Get the most out of your compressed air system
While we only work about 40 hours a week, a compressed air system is, in most instances, much more dependable and loyal, taking breaks only for routine scheduled maintenance.
There is no shortage of stories. Through either anecdotes or instances our engineers have personally witnessed while conducting plant tours or compressed air system assessments, we see and hear all about inappropriate uses of compressed air. Some of them are rather comical, some may be urban myths, and some simply make an engineer’s blood boil. But they are all an unnecessary waste of energy and resources that can have a dramatic impact on productivity—and your bottom line.
Compressed air systems are a critical function in many manufacturing facilities. Consider that there are 168 hours in a week. While we only work about 40 (if we’re lucky), a compressed air system is, in most instances, much more dependable and loyal, taking breaks only for routine scheduled maintenance. It’s not uncommon for systems to be active in excess of 120 hours a week. Follow these simple tips and you’ll find there are a number ways to help save energy (and money) while increasing the efficiency of the compressed air system at your facility.
Fix existing leaks
About 80% of air leaks detected in a compressed air system are not audible. To help minimize these problems and maximize efficiency, a third-party auditor is likely needed to help detect leaks that even the most observant workers can’t detect. Even the smallest of leaks can prove to be a big drain on resources. A single quarter-inch air leak at 100 psi will cost more than $2,500 a year.
Depending on pressure requirements and energy costs, by some accounts, this can cost as much as $8,000 a year per leak. Piping systems more than five years old have been shown to exhibit leaks of up to 25%. Some simple math shows that these leaks, when left to compound upon each other, add up quickly.
In addition to fixing leaks, preventing new ones is a proactive way to ensure that a compressed air system is running at maximum efficiency. A clean, dry pipe is a good illustration that the system is producing a clean, quality airflow with no potential corrosion issues. Issues such as improperly filtered air, dust and corrosion-inducing moisture, and sludge in the pipes are a fast track to leaks and can compromise a system’s efficiency and the goods it helps produce.
Identify and eliminate inappropriate compressed air usage
We define inappropriate compressed air usage as any application that could otherwise be conducted more efficiently or effectively by a method other than compressed air. Sure, there are instances where jury-rigging tools or “creative solutions” may get the job done and even draw chuckles and quiet admiration from coworkers, but the fact is they just waste money.
At one manufacturing facility, employees used air from the motion-activated, above-door fan—powered by a 200 hp compressor—to dry door frames and rid them of dust when they were moved from outside storage to inside the manufacturing facility. Switching to a low-pressure blower achieved the same results while saving enormous amounts of energy.

== == ==

From the compressed air article, quote the passage starting at "Fix existing leaks" and ending at "than $2,500 a year.".

(DATA LINES)
== == ==

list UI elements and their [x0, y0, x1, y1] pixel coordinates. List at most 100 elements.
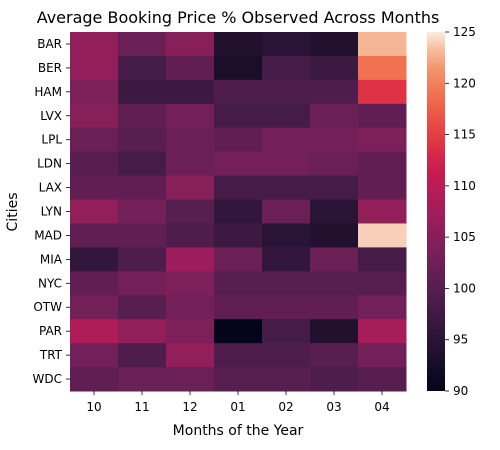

== == ==

(RESPONSE BELOW)
Fix existing leaks
About 80% of air leaks detected in a compressed air system are not audible. To help minimize these problems and maximize efficiency, a third-party auditor is likely needed to help detect leaks that even the most observant workers can’t detect. Even the smallest of leaks can prove to be a big drain on resources. A single quarter-inch air leak at 100 psi will cost more than $2,500 a year.